▸ EXERCISE INSTRUCTIONS
All of the data below should come back exactly as written, minus its images.

▸ EXERCISE DATA
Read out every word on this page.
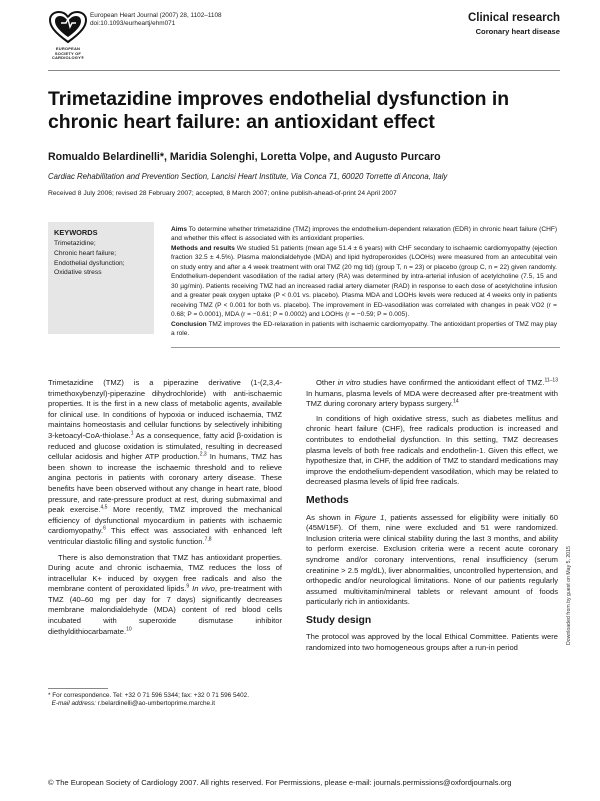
EUROPEAN SOCIETY OF CARDIOLOGY®
European Heart Journal (2007) 28, 1102–1108
doi:10.1093/eurheartj/ehm071	Clinical research
Coronary heart disease
Trimetazidine improves endothelial dysfunction in chronic heart failure: an antioxidant effect
Romualdo Belardinelli*, Maridia Solenghi, Loretta Volpe, and Augusto Purcaro
Cardiac Rehabilitation and Prevention Section, Lancisi Heart Institute, Via Conca 71, 60020 Torrette di Ancona, Italy
Received 8 July 2006; revised 28 February 2007; accepted, 8 March 2007; online publish-ahead-of-print 24 April 2007
KEYWORDS
Trimetazidine;
Chronic heart failure;
Endothelial dysfunction;
Oxidative stress
Aims To determine whether trimetazidine (TMZ) improves the endothelium-dependent relaxation (EDR) in chronic heart failure (CHF) and whether this effect is associated with its antioxidant properties.
Methods and results We studied 51 patients (mean age 51.4 ± 6 years) with CHF secondary to ischaemic cardiomyopathy (ejection fraction 32.5 ± 4.5%). Plasma malondialdehyde (MDA) and lipid hydroperoxides (LOOHs) were measured from an antecubital vein on study entry and after a 4 week treatment with oral TMZ (20 mg tid) (group T, n = 23) or placebo (group C, n = 22) given randomly. Endothelium-dependent vasodilation of the radial artery (RA) was determined by intra-arterial infusion of acetylcholine (7.5, 15 and 30 µg/min). Patients receiving TMZ had an increased radial artery diameter (RAD) in response to each dose of acetylcholine infusion and a greater peak oxygen uptake (P < 0.01 vs. placebo). Plasma MDA and LOOHs levels were reduced at 4 weeks only in patients receiving TMZ (P < 0.001 for both vs. placebo). The improvement in ED-vasodilation was correlated with changes in peak VO2 (r = 0.68; P = 0.0001), MDA (r = −0.61; P = 0.0002) and LOOHs (r = −0.59; P = 0.005).
Conclusion TMZ improves the ED-relaxation in patients with ischaemic cardiomyopathy. The antioxidant properties of TMZ may play a role.

Trimetazidine (TMZ) is a piperazine derivative (1-(2,3,4-trimethoxybenzyl)-piperazine dihydrochloride) with anti-ischaemic properties. It is the first in a new class of metabolic agents, available for clinical use. In conditions of hypoxia or induced ischaemia, TMZ maintains homeostasis and cellular functions by selectively inhibiting 3-ketoacyl-CoA-thiolase.$^1$ As a consequence, fatty acid β-oxidation is reduced and glucose oxidation is stimulated, resulting in decreased cellular acidosis and higher ATP production.$^{2,3}$ In humans, TMZ has been shown to increase the ischaemic threshold and to relieve angina pectoris in patients with coronary artery disease. These benefits have been observed without any change in heart rate, blood pressure, and rate-pressure product at rest, during submaximal and peak exercise.$^{4,5}$ More recently, TMZ improved the mechanical efficiency of dysfunctional myocardium in patients with ischaemic cardiomyopathy.$^6$ This effect was associated with enhanced left ventricular diastolic filling and systolic function.$^{7,8}$

There is also demonstration that TMZ has antioxidant properties. During acute and chronic ischaemia, TMZ reduces the loss of intracellular K+ induced by oxygen free radicals and also the membrane content of peroxidated lipids.$^9$ In vivo, pre-treatment with TMZ (40–60 mg per day for 7 days) significantly decreases membrane malondialdehyde (MDA) content of red blood cells incubated with superoxide dismutase inhibitor diethyldithiocarbamate.$^{10}$

Other in vitro studies have confirmed the antioxidant effect of TMZ.$^{11-13}$ In humans, plasma levels of MDA were decreased after pre-treatment with TMZ during coronary artery bypass surgery.$^{14}$

In conditions of high oxidative stress, such as diabetes mellitus and chronic heart failure (CHF), free radicals production is increased and contributes to endothelial dysfunction. In this setting, TMZ decreases plasma levels of both free radicals and endothelin-1. Given this effect, we hypothesize that, in CHF, the addition of TMZ to standard medications may improve the endothelium-dependent vasodilation, which may be related to decreased plasma levels of lipid free radicals.

Methods

As shown in Figure 1, patients assessed for eligibility were initially 60 (45M/15F). Of them, nine were excluded and 51 were randomized. Inclusion criteria were clinical stability during the last 3 months, and ability to perform exercise. Exclusion criteria were a recent acute coronary syndrome and/or coronary interventions, renal insufficiency (serum creatinine > 2.5 mg/dL), liver abnormalities, uncontrolled hypertension, and orthopedic and/or neurological limitations. None of our patients regularly assumed multivitamin/mineral tablets or relevant amount of foods particularly rich in antioxidants.

Study design

The protocol was approved by the local Ethical Committee. Patients were randomized into two homogeneous groups after a run-in period

* For correspondence. Tel: +32 0 71 596 5344; fax: +32 0 71 596 5402.
E-mail address: r.belardinelli@ao-umbertoprime.marche.it
© The European Society of Cardiology 2007. All rights reserved. For Permissions, please e-mail: journals.permissions@oxfordjournals.org
Downloaded from by guest on May 5, 2015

▸ ANSWER TO THIS PROBLEM
Read out every word on this page.
EUROPEAN SOCIETY OF CARDIOLOGY®
European Heart Journal (2007) 28, 1102–1108
doi:10.1093/eurheartj/ehm071	Clinical research
Coronary heart disease
Trimetazidine improves endothelial dysfunction in chronic heart failure: an antioxidant effect
Romualdo Belardinelli*, Maridia Solenghi, Loretta Volpe, and Augusto Purcaro
Cardiac Rehabilitation and Prevention Section, Lancisi Heart Institute, Via Conca 71, 60020 Torrette di Ancona, Italy
Received 8 July 2006; revised 28 February 2007; accepted, 8 March 2007; online publish-ahead-of-print 24 April 2007
KEYWORDS
Trimetazidine;
Chronic heart failure;
Endothelial dysfunction;
Oxidative stress
Aims To determine whether trimetazidine (TMZ) improves the endothelium-dependent relaxation (EDR) in chronic heart failure (CHF) and whether this effect is associated with its antioxidant properties.
Methods and results We studied 51 patients (mean age 51.4 ± 6 years) with CHF secondary to ischaemic cardiomyopathy (ejection fraction 32.5 ± 4.5%). Plasma malondialdehyde (MDA) and lipid hydroperoxides (LOOHs) were measured from an antecubital vein on study entry and after a 4 week treatment with oral TMZ (20 mg tid) (group T, n = 23) or placebo (group C, n = 22) given randomly. Endothelium-dependent vasodilation of the radial artery (RA) was determined by intra-arterial infusion of acetylcholine (7.5, 15 and 30 µg/min). Patients receiving TMZ had an increased radial artery diameter (RAD) in response to each dose of acetylcholine infusion and a greater peak oxygen uptake (P < 0.01 vs. placebo). Plasma MDA and LOOHs levels were reduced at 4 weeks only in patients receiving TMZ (P < 0.001 for both vs. placebo). The improvement in ED-vasodilation was correlated with changes in peak VO2 (r = 0.68; P = 0.0001), MDA (r = −0.61; P = 0.0002) and LOOHs (r = −0.59; P = 0.005).
Conclusion TMZ improves the ED-relaxation in patients with ischaemic cardiomyopathy. The antioxidant properties of TMZ may play a role.

Trimetazidine (TMZ) is a piperazine derivative (1-(2,3,4-trimethoxybenzyl)-piperazine dihydrochloride) with anti-ischaemic properties. It is the first in a new class of metabolic agents, available for clinical use. In conditions of hypoxia or induced ischaemia, TMZ maintains homeostasis and cellular functions by selectively inhibiting 3-ketoacyl-CoA-thiolase.$^1$ As a consequence, fatty acid β-oxidation is reduced and glucose oxidation is stimulated, resulting in decreased cellular acidosis and higher ATP production.$^{2,3}$ In humans, TMZ has been shown to increase the ischaemic threshold and to relieve angina pectoris in patients with coronary artery disease. These benefits have been observed without any change in heart rate, blood pressure, and rate-pressure product at rest, during submaximal and peak exercise.$^{4,5}$ More recently, TMZ improved the mechanical efficiency of dysfunctional myocardium in patients with ischaemic cardiomyopathy.$^6$ This effect was associated with enhanced left ventricular diastolic filling and systolic function.$^{7,8}$

There is also demonstration that TMZ has antioxidant properties. During acute and chronic ischaemia, TMZ reduces the loss of intracellular K+ induced by oxygen free radicals and also the membrane content of peroxidated lipids.$^9$ In vivo, pre-treatment with TMZ (40–60 mg per day for 7 days) significantly decreases membrane malondialdehyde (MDA) content of red blood cells incubated with superoxide dismutase inhibitor diethyldithiocarbamate.$^{10}$

Other in vitro studies have confirmed the antioxidant effect of TMZ.$^{11-13}$ In humans, plasma levels of MDA were decreased after pre-treatment with TMZ during coronary artery bypass surgery.$^{14}$

In conditions of high oxidative stress, such as diabetes mellitus and chronic heart failure (CHF), free radicals production is increased and contributes to endothelial dysfunction. In this setting, TMZ decreases plasma levels of both free radicals and endothelin-1. Given this effect, we hypothesize that, in CHF, the addition of TMZ to standard medications may improve the endothelium-dependent vasodilation, which may be related to decreased plasma levels of lipid free radicals.

Methods

As shown in Figure 1, patients assessed for eligibility were initially 60 (45M/15F). Of them, nine were excluded and 51 were randomized. Inclusion criteria were clinical stability during the last 3 months, and ability to perform exercise. Exclusion criteria were a recent acute coronary syndrome and/or coronary interventions, renal insufficiency (serum creatinine > 2.5 mg/dL), liver abnormalities, uncontrolled hypertension, and orthopedic and/or neurological limitations. None of our patients regularly assumed multivitamin/mineral tablets or relevant amount of foods particularly rich in antioxidants.

Study design

The protocol was approved by the local Ethical Committee. Patients were randomized into two homogeneous groups after a run-in period

* For correspondence. Tel: +32 0 71 596 5344; fax: +32 0 71 596 5402.
E-mail address: r.belardinelli@ao-umbertoprime.marche.it
© The European Society of Cardiology 2007. All rights reserved. For Permissions, please e-mail: journals.permissions@oxfordjournals.org
Downloaded from by guest on May 5, 2015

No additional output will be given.